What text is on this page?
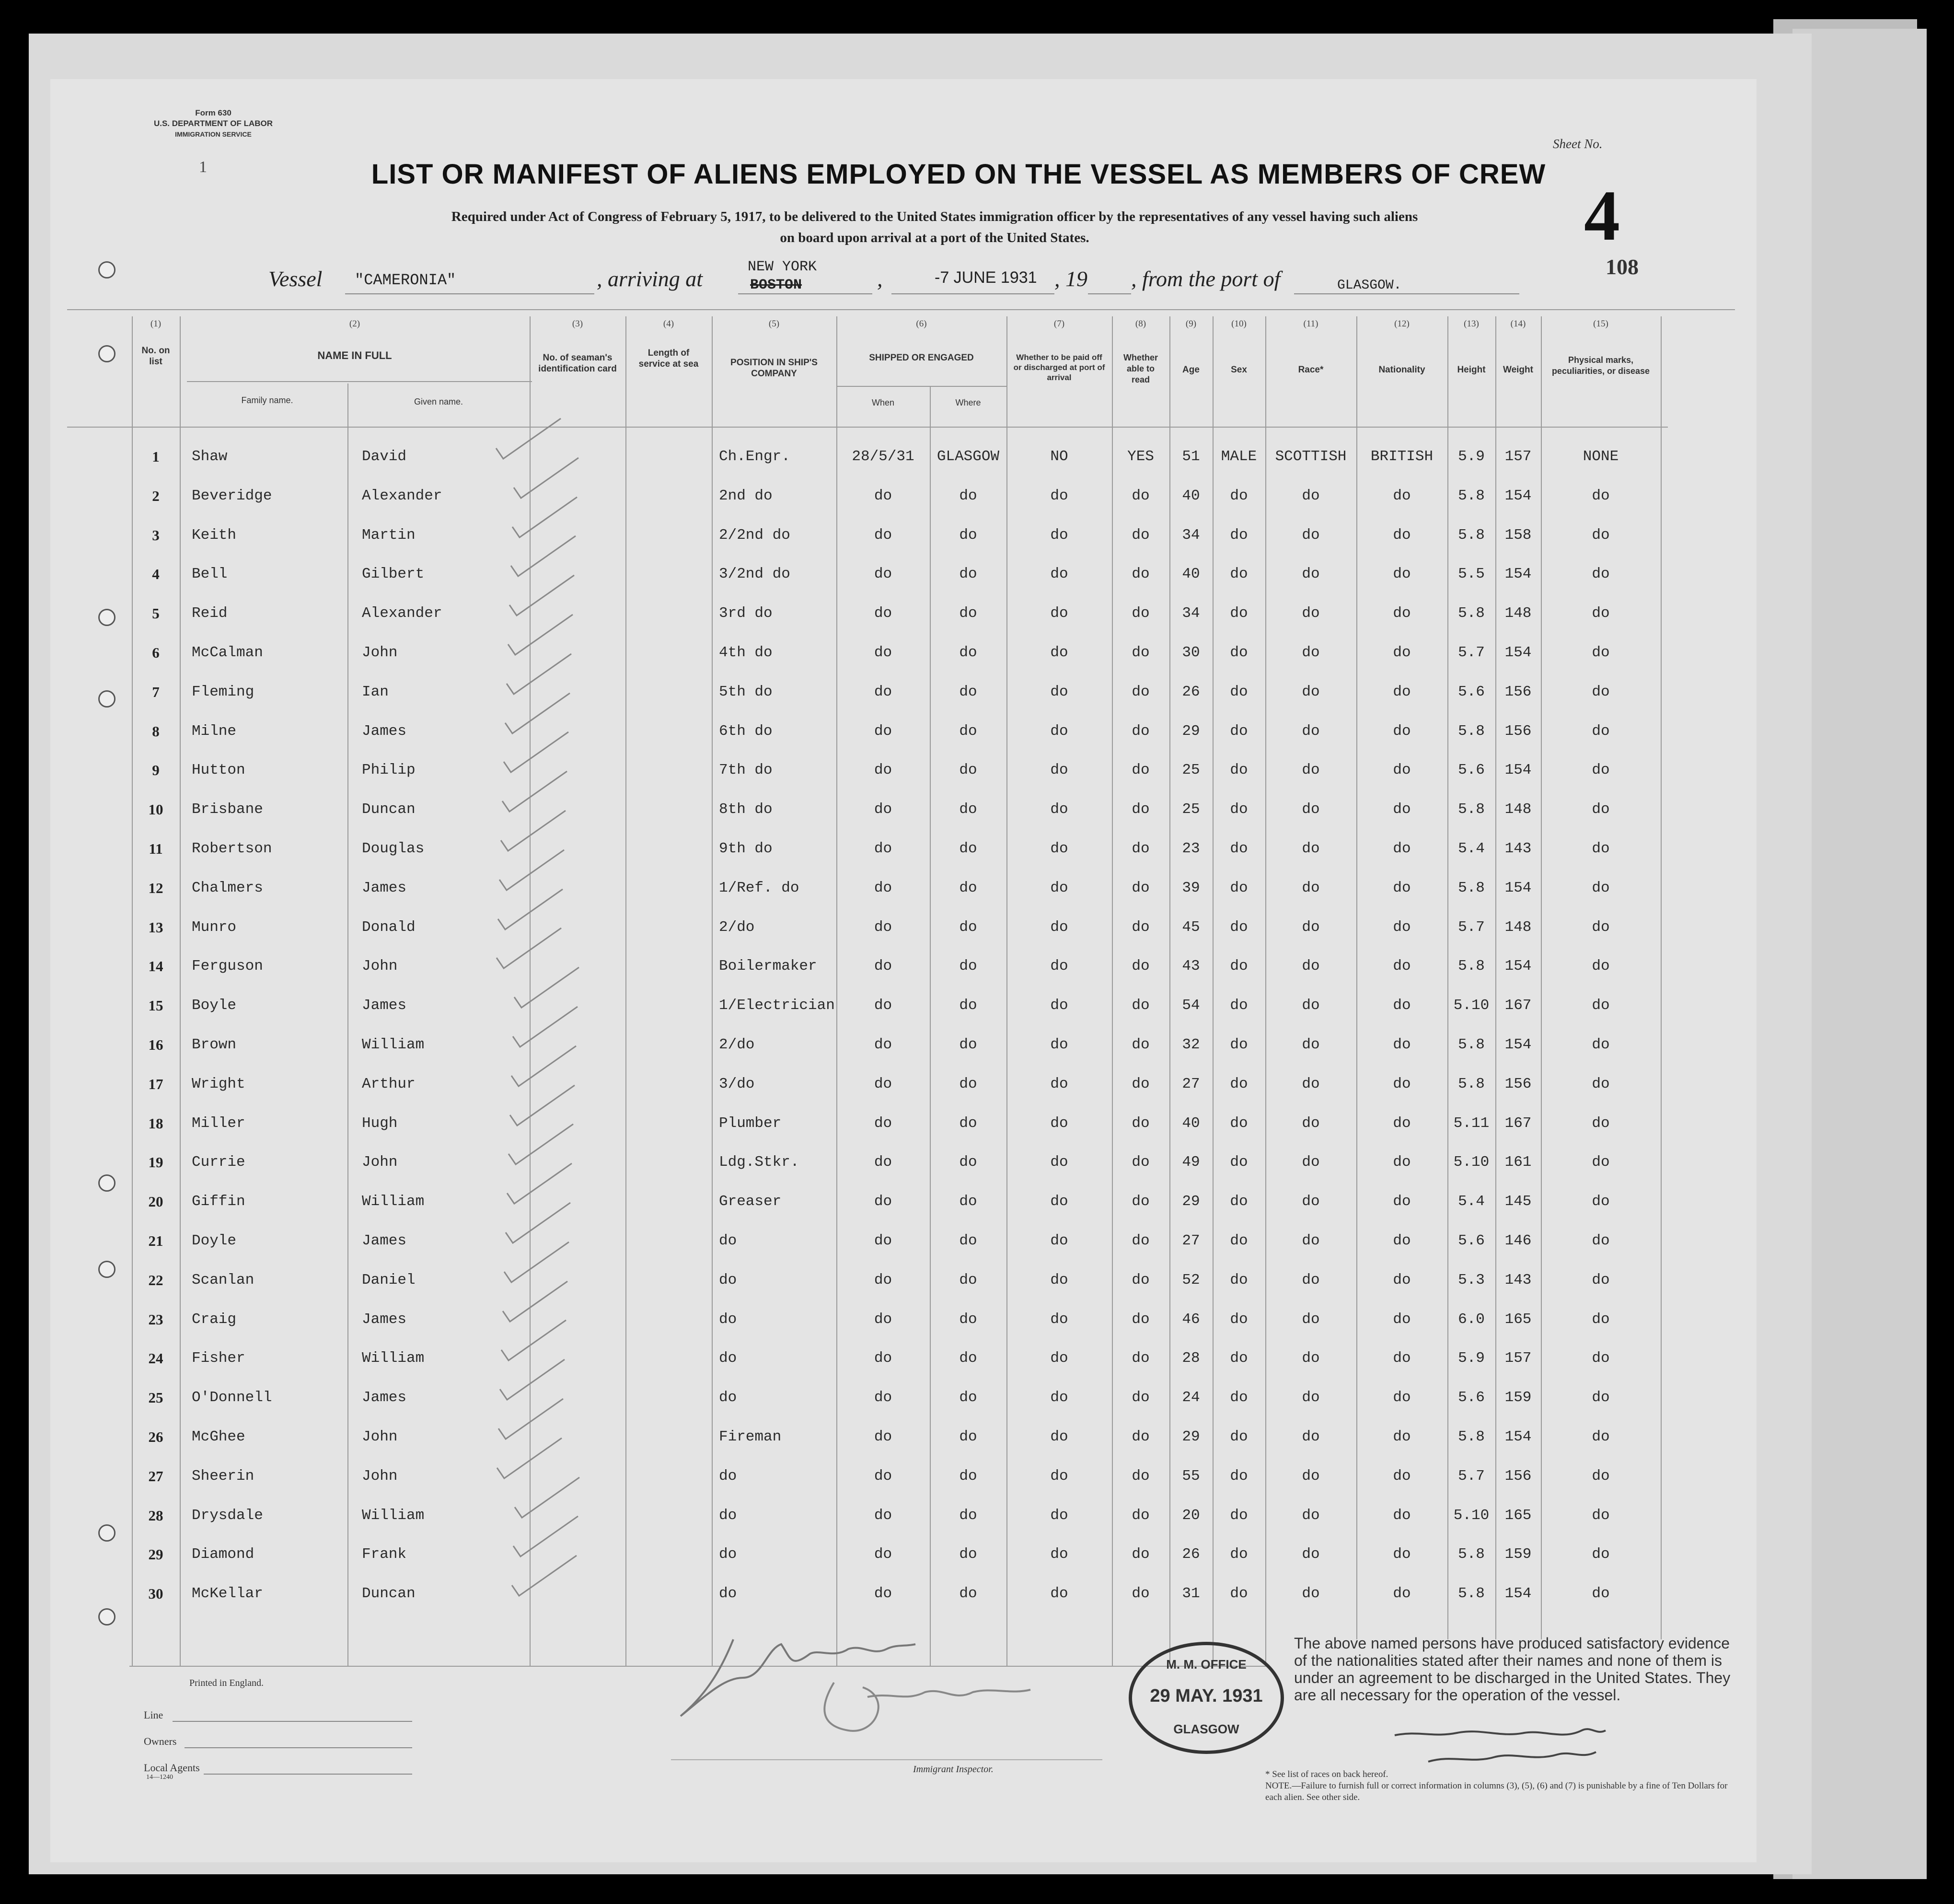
Form 630
U.S. DEPARTMENT OF LABOR
IMMIGRATION SERVICE
1	LIST OR MANIFEST OF ALIENS EMPLOYED ON THE VESSEL AS MEMBERS OF CREW
Required under Act of Congress of February 5, 1917, to be delivered to the United States immigration officer by the representatives of any vessel having such aliens
on board upon arrival at a port of the United States.
Sheet No.
4
108
Vessel "CAMERONIA"	, arriving at	NEW YORK
BOSTON	,	-7 JUNE 1931 , 19 , from the port of	GLASGOW.
(1)	(2)	(3)	(4)	(5)	(6)	(7)	(8)	(9)	(10)	(11)	(12)	(13)	(14)	(15)
No. on list
NAME IN FULL
Family name.	Given name.
No. of seaman's identification card
Length of service at sea	POSITION IN SHIP'S COMPANY
SHIPPED OR ENGAGED
When	Where
Whether to be paid off or discharged at port of arrival
Whether able to read
Age	Sex	Race*	Nationality	Height	Weight
Physical marks, peculiarities, or disease
1	Shaw	David	Ch.Engr.	28/5/31	GLASGOW	NO	YES	51	MALE	SCOTTISH	BRITISH	5.9	157	NONE
2	Beveridge	Alexander	2nd do	do	do	do	do	40	do	do	do	5.8	154	do
3	Keith	Martin	2/2nd do	do	do	do	do	34	do	do	do	5.8	158	do
4	Bell	Gilbert	3/2nd do	do	do	do	do	40	do	do	do	5.5	154	do
5	Reid	Alexander	3rd do	do	do	do	do	34	do	do	do	5.8	148	do
6	McCalman	John	4th do	do	do	do	do	30	do	do	do	5.7	154	do
7	Fleming	Ian	5th do	do	do	do	do	26	do	do	do	5.6	156	do
8	Milne	James	6th do	do	do	do	do	29	do	do	do	5.8	156	do
9	Hutton	Philip	7th do	do	do	do	do	25	do	do	do	5.6	154	do
10	Brisbane	Duncan	8th do	do	do	do	do	25	do	do	do	5.8	148	do
11	Robertson	Douglas	9th do	do	do	do	do	23	do	do	do	5.4	143	do
12	Chalmers	James	1/Ref. do	do	do	do	do	39	do	do	do	5.8	154	do
13	Munro	Donald	2/do	do	do	do	do	45	do	do	do	5.7	148	do
14	Ferguson	John	Boilermaker	do	do	do	do	43	do	do	do	5.8	154	do
15	Boyle	James	1/Electrician	do	do	do	do	54	do	do	do	5.10	167	do
16	Brown	William	2/do	do	do	do	do	32	do	do	do	5.8	154	do
17	Wright	Arthur	3/do	do	do	do	do	27	do	do	do	5.8	156	do
18	Miller	Hugh	Plumber	do	do	do	do	40	do	do	do	5.11	167	do
19	Currie	John	Ldg.Stkr.	do	do	do	do	49	do	do	do	5.10	161	do
20	Giffin	William	Greaser	do	do	do	do	29	do	do	do	5.4	145	do
21	Doyle	James	do	do	do	do	do	27	do	do	do	5.6	146	do
22	Scanlan	Daniel	do	do	do	do	do	52	do	do	do	5.3	143	do
23	Craig	James	do	do	do	do	do	46	do	do	do	6.0	165	do
24	Fisher	William	do	do	do	do	do	28	do	do	do	5.9	157	do
25	O'Donnell	James	do	do	do	do	do	24	do	do	do	5.6	159	do
26	McGhee	John	Fireman	do	do	do	do	29	do	do	do	5.8	154	do
27	Sheerin	John	do	do	do	do	do	55	do	do	do	5.7	156	do
28	Drysdale	William	do	do	do	do	do	20	do	do	do	5.10	165	do
29	Diamond	Frank	do	do	do	do	do	26	do	do	do	5.8	159	do
30	McKellar	Duncan	do	do	do	do	do	31	do	do	do	5.8	154	do
Printed in England.
Line
Owners
Local Agents
14—1240
Immigrant Inspector.
M. M. OFFICE
29 MAY. 1931
GLASGOW
The above named persons have produced satisfactory evidence of the nationalities stated after their names and none of them is under an agreement to be discharged in the United States. They are all necessary for the operation of the vessel.
* See list of races on back hereof.
NOTE.—Failure to furnish full or correct information in columns (3), (5), (6) and (7) is punishable by a fine of Ten Dollars for each alien. See other side.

_REQUIRED TASK_
Pull out every line of the entries that includes the word "James".

_FULL ANSWER_
8	Milne	James	6th do	do	do	do	do	29	do	do	do	5.8	156	do
12	Chalmers	James	1/Ref. do	do	do	do	do	39	do	do	do	5.8	154	do
15	Boyle	James	1/Electrician	do	do	do	do	54	do	do	do	5.10	167	do
21	Doyle	James	do	do	do	do	do	27	do	do	do	5.6	146	do
23	Craig	James	do	do	do	do	do	46	do	do	do	6.0	165	do
25	O'Donnell	James	do	do	do	do	do	24	do	do	do	5.6	159	do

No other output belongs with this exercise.